▸ **TEXT**:
++++++++

Senegalese-Soviet actor

Kador Ben-Salim (Кадор Бен-Салим) was a Senegalese-Soviet acrobat, Red Army soldier and most likely the only actor of African descent in Soviet film throughout the 1920s and early 1930s. A veteran of the Russian Civil War, he appeared in at least eight films, including The Return of Nathan Becker, the first ever Yiddish-language sound film.

== Biography ==
Ben-Salim was an acrobat in a touring Moroccan troupe that arrived in Moscow in 1912. By 1916, he had made his way to Almaty and joined a circus troupe run by Alexander Sosin (the first person to do a front double somersault). Following the Russian Revolution and the start of the civil war, he joined the Red Army and served in one of the international cavalry units under the divisional command of Vasily Chapayev.

++++++++

(Document understanding data)
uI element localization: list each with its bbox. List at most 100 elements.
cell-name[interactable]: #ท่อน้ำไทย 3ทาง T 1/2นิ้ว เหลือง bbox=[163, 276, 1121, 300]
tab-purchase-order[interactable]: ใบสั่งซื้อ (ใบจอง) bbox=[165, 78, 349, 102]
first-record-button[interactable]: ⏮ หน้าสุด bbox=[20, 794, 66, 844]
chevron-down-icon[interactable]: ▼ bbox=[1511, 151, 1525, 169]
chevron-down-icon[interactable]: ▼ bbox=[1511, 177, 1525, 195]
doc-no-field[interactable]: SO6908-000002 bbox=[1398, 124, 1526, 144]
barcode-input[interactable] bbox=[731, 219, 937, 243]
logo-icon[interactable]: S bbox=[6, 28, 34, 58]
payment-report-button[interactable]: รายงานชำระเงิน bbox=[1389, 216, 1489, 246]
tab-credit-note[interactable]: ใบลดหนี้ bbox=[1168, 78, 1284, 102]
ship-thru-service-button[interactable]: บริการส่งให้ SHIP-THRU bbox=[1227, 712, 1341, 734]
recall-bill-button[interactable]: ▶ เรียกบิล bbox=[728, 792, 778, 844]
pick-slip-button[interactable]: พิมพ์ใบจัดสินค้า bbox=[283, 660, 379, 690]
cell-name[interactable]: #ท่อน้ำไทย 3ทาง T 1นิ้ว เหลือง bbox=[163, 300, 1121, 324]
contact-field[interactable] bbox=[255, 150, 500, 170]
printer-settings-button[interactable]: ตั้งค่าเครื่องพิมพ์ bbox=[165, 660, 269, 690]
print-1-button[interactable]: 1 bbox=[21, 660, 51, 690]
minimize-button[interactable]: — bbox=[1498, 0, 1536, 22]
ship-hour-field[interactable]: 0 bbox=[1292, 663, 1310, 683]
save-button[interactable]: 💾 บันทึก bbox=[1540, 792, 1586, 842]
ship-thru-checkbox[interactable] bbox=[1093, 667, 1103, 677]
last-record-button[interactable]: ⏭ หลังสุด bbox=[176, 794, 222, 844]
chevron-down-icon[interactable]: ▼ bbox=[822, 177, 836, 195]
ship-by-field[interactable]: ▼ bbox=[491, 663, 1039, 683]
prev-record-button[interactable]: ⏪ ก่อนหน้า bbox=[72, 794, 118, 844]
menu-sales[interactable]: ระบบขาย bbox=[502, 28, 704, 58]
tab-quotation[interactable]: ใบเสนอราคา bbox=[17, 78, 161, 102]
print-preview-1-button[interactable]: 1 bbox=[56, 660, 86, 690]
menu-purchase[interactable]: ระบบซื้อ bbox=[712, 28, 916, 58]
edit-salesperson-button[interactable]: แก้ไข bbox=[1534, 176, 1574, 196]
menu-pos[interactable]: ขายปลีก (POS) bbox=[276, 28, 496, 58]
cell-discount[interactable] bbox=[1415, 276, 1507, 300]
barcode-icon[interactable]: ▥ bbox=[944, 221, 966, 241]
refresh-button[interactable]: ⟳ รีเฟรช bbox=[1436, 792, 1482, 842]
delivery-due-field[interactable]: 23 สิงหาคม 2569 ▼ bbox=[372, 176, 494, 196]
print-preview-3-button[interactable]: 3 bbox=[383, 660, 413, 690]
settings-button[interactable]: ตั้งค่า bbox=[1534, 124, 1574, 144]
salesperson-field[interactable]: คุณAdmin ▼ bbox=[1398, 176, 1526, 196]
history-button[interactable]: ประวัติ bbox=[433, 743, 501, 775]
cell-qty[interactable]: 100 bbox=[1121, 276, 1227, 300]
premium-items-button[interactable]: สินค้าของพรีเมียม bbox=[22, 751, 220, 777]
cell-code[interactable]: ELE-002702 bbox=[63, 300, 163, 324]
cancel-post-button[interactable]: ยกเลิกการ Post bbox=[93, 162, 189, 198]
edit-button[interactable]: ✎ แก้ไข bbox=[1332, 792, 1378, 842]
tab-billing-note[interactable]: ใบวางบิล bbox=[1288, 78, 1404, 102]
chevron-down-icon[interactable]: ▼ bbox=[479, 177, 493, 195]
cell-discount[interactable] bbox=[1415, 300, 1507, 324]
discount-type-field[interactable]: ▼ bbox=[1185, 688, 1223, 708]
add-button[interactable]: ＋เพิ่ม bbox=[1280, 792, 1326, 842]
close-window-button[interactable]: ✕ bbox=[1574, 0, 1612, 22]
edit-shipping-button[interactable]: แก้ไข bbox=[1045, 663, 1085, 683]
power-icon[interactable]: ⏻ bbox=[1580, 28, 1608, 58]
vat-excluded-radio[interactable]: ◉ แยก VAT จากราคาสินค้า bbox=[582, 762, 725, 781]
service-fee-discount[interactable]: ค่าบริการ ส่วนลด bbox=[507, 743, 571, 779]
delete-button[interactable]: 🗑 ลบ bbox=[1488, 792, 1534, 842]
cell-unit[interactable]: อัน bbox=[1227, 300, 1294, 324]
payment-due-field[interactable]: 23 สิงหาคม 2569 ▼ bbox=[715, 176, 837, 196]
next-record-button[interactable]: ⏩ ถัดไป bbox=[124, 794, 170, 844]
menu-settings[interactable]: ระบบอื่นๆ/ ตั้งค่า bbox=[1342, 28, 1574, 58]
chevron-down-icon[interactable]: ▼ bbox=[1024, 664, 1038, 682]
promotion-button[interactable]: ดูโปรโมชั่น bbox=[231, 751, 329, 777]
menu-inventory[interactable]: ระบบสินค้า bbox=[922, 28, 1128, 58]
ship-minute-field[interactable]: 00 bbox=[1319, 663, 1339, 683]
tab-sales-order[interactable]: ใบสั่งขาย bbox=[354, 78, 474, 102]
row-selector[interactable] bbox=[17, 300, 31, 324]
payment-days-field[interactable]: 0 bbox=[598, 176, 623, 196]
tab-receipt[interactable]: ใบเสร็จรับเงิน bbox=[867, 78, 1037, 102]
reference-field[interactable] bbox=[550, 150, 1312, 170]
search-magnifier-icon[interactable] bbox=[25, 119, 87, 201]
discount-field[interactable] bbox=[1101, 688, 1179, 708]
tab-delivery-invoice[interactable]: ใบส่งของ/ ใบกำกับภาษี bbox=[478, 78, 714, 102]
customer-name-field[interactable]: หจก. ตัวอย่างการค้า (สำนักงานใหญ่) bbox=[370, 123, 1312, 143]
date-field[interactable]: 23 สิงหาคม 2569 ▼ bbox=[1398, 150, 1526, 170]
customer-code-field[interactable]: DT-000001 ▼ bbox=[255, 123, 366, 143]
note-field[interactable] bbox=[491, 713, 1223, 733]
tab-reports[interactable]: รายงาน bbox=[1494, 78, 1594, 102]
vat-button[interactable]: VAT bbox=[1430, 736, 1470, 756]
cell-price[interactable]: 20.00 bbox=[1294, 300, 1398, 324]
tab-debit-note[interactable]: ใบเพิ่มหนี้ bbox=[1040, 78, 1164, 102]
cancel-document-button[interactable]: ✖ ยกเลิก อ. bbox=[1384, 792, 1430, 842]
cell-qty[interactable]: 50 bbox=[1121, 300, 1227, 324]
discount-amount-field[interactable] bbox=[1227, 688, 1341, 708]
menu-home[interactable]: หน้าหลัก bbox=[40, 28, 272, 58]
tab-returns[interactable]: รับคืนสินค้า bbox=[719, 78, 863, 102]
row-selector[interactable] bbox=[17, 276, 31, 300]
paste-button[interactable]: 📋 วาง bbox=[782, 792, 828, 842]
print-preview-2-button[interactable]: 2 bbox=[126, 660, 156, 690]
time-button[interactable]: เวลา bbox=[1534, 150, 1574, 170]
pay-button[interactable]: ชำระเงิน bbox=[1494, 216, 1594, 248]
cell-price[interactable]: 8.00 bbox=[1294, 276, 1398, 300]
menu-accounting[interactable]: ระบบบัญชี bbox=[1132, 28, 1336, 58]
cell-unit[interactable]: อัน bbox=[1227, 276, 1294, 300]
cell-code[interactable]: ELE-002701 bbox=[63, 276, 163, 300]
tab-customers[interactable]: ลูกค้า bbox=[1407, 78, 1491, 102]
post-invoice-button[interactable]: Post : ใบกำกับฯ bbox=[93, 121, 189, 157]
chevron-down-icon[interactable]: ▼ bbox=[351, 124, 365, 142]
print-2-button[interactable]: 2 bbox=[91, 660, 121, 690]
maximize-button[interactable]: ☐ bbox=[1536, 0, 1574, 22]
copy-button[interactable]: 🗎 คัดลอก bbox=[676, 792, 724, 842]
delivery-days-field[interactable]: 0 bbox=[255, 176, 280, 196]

++++++++

▸ **TASK REQUIREMENTS**:
[a] Translate this sentence from the Ben-Salim text into Spanish: "Ben-Salim was an acrobat in a touring Moroccan troupe that arrived in Moscow in 1912."
[b] According to the Ben-Salim text, under whose divisional command did his Red Army cavalry unit serve?
[c] Extract the part of the Ben-Salim text that opens with the words containing "Senegalese-Soviet actor" and closes with "Yiddish-language sound film.".

▸ **OUTPUTS IN ORDER**:
[a] Ben-Salim era acróbata en una compañía marroquí itinerante que llegó a Moscú en 1912.

[b] Vasily Chapayev

[c]
Senegalese-Soviet actor

Kador Ben-Salim (Кадор Бен-Салим) was a Senegalese-Soviet acrobat, Red Army soldier and most likely the only actor of African descent in Soviet film throughout the 1920s and early 1930s. A veteran of the Russian Civil War, he appeared in at least eight films, including The Return of Nathan Becker, the first ever Yiddish-language sound film.